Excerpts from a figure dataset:
***

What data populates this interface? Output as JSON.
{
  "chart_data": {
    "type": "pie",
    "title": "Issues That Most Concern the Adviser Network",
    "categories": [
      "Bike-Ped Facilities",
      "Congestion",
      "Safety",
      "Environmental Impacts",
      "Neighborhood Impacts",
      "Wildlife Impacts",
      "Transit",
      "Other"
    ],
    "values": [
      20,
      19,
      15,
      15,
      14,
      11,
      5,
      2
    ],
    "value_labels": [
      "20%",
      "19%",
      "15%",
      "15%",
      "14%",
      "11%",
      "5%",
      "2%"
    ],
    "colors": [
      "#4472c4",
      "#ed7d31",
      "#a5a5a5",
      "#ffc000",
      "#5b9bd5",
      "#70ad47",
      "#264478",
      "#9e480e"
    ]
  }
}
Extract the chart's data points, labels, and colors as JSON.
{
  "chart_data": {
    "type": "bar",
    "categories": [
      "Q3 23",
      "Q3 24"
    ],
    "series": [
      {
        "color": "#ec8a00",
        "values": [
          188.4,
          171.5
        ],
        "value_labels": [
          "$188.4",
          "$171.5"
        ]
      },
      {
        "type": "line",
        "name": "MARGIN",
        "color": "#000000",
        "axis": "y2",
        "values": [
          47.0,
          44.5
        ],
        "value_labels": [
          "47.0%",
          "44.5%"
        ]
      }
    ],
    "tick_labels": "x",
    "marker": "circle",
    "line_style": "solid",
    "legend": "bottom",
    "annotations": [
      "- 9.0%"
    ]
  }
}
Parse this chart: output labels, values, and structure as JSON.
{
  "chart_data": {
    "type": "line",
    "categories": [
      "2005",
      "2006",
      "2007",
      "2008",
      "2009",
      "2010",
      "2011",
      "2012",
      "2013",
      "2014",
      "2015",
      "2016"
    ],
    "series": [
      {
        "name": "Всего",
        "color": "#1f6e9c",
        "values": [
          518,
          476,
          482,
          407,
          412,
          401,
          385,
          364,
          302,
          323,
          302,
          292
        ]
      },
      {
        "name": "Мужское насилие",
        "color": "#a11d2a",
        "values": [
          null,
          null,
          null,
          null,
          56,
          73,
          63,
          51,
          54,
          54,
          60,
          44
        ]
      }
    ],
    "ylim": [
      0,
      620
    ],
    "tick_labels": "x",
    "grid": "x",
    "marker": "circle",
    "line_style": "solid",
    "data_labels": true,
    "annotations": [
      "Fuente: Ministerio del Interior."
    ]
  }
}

***

THE TASK:
Copy each line of the data above without altering a single character.

ANSWER IN FULL:
What data populates this interface? Output as JSON.
{
  "chart_data": {
    "type": "pie",
    "title": "Issues That Most Concern the Adviser Network",
    "categories": [
      "Bike-Ped Facilities",
      "Congestion",
      "Safety",
      "Environmental Impacts",
      "Neighborhood Impacts",
      "Wildlife Impacts",
      "Transit",
      "Other"
    ],
    "values": [
      20,
      19,
      15,
      15,
      14,
      11,
      5,
      2
    ],
    "value_labels": [
      "20%",
      "19%",
      "15%",
      "15%",
      "14%",
      "11%",
      "5%",
      "2%"
    ],
    "colors": [
      "#4472c4",
      "#ed7d31",
      "#a5a5a5",
      "#ffc000",
      "#5b9bd5",
      "#70ad47",
      "#264478",
      "#9e480e"
    ]
  }
}
Extract the chart's data points, labels, and colors as JSON.
{
  "chart_data": {
    "type": "bar",
    "categories": [
      "Q3 23",
      "Q3 24"
    ],
    "series": [
      {
        "color": "#ec8a00",
        "values": [
          188.4,
          171.5
        ],
        "value_labels": [
          "$188.4",
          "$171.5"
        ]
      },
      {
        "type": "line",
        "name": "MARGIN",
        "color": "#000000",
        "axis": "y2",
        "values": [
          47.0,
          44.5
        ],
        "value_labels": [
          "47.0%",
          "44.5%"
        ]
      }
    ],
    "tick_labels": "x",
    "marker": "circle",
    "line_style": "solid",
    "legend": "bottom",
    "annotations": [
      "- 9.0%"
    ]
  }
}
Parse this chart: output labels, values, and structure as JSON.
{
  "chart_data": {
    "type": "line",
    "categories": [
      "2005",
      "2006",
      "2007",
      "2008",
      "2009",
      "2010",
      "2011",
      "2012",
      "2013",
      "2014",
      "2015",
      "2016"
    ],
    "series": [
      {
        "name": "Всего",
        "color": "#1f6e9c",
        "values": [
          518,
          476,
          482,
          407,
          412,
          401,
          385,
          364,
          302,
          323,
          302,
          292
        ]
      },
      {
        "name": "Мужское насилие",
        "color": "#a11d2a",
        "values": [
          null,
          null,
          null,
          null,
          56,
          73,
          63,
          51,
          54,
          54,
          60,
          44
        ]
      }
    ],
    "ylim": [
      0,
      620
    ],
    "tick_labels": "x",
    "grid": "x",
    "marker": "circle",
    "line_style": "solid",
    "data_labels": true,
    "annotations": [
      "Fuente: Ministerio del Interior."
    ]
  }
}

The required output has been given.